Records supplied:
** BEGIN **
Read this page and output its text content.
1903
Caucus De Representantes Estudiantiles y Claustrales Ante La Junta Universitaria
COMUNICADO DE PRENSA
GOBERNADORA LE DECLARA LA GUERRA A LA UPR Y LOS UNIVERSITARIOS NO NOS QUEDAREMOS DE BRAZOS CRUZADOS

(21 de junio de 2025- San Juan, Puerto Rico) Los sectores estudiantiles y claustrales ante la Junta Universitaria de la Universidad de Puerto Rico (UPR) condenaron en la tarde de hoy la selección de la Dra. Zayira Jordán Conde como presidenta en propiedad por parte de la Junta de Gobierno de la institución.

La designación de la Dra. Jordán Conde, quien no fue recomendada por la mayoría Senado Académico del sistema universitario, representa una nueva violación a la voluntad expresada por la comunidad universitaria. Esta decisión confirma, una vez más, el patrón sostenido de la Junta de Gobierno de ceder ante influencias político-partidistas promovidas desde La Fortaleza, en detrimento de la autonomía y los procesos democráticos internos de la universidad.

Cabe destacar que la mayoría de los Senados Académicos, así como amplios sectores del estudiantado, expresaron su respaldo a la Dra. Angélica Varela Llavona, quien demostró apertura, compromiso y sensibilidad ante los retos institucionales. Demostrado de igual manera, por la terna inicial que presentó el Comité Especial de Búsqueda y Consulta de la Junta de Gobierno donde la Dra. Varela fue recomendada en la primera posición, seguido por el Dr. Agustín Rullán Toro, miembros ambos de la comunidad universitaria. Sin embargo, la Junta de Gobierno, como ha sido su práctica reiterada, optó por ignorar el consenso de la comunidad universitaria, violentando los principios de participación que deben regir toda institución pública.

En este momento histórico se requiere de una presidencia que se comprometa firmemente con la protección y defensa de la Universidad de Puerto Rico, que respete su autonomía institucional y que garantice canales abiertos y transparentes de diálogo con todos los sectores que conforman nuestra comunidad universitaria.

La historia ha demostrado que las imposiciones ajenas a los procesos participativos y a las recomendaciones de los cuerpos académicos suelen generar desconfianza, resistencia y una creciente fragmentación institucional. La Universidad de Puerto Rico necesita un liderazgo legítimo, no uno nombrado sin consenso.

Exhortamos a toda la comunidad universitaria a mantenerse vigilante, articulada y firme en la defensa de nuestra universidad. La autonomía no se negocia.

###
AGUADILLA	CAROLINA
** END **
Task prompt:
Extract every record and return it verbatim.

Task result:
Read this page and output its text content.
1903
Caucus De Representantes Estudiantiles y Claustrales Ante La Junta Universitaria
COMUNICADO DE PRENSA
GOBERNADORA LE DECLARA LA GUERRA A LA UPR Y LOS UNIVERSITARIOS NO NOS QUEDAREMOS DE BRAZOS CRUZADOS

(21 de junio de 2025- San Juan, Puerto Rico) Los sectores estudiantiles y claustrales ante la Junta Universitaria de la Universidad de Puerto Rico (UPR) condenaron en la tarde de hoy la selección de la Dra. Zayira Jordán Conde como presidenta en propiedad por parte de la Junta de Gobierno de la institución.

La designación de la Dra. Jordán Conde, quien no fue recomendada por la mayoría Senado Académico del sistema universitario, representa una nueva violación a la voluntad expresada por la comunidad universitaria. Esta decisión confirma, una vez más, el patrón sostenido de la Junta de Gobierno de ceder ante influencias político-partidistas promovidas desde La Fortaleza, en detrimento de la autonomía y los procesos democráticos internos de la universidad.

Cabe destacar que la mayoría de los Senados Académicos, así como amplios sectores del estudiantado, expresaron su respaldo a la Dra. Angélica Varela Llavona, quien demostró apertura, compromiso y sensibilidad ante los retos institucionales. Demostrado de igual manera, por la terna inicial que presentó el Comité Especial de Búsqueda y Consulta de la Junta de Gobierno donde la Dra. Varela fue recomendada en la primera posición, seguido por el Dr. Agustín Rullán Toro, miembros ambos de la comunidad universitaria. Sin embargo, la Junta de Gobierno, como ha sido su práctica reiterada, optó por ignorar el consenso de la comunidad universitaria, violentando los principios de participación que deben regir toda institución pública.

En este momento histórico se requiere de una presidencia que se comprometa firmemente con la protección y defensa de la Universidad de Puerto Rico, que respete su autonomía institucional y que garantice canales abiertos y transparentes de diálogo con todos los sectores que conforman nuestra comunidad universitaria.

La historia ha demostrado que las imposiciones ajenas a los procesos participativos y a las recomendaciones de los cuerpos académicos suelen generar desconfianza, resistencia y una creciente fragmentación institucional. La Universidad de Puerto Rico necesita un liderazgo legítimo, no uno nombrado sin consenso.

Exhortamos a toda la comunidad universitaria a mantenerse vigilante, articulada y firme en la defensa de nuestra universidad. La autonomía no se negocia.

###
AGUADILLA	CAROLINA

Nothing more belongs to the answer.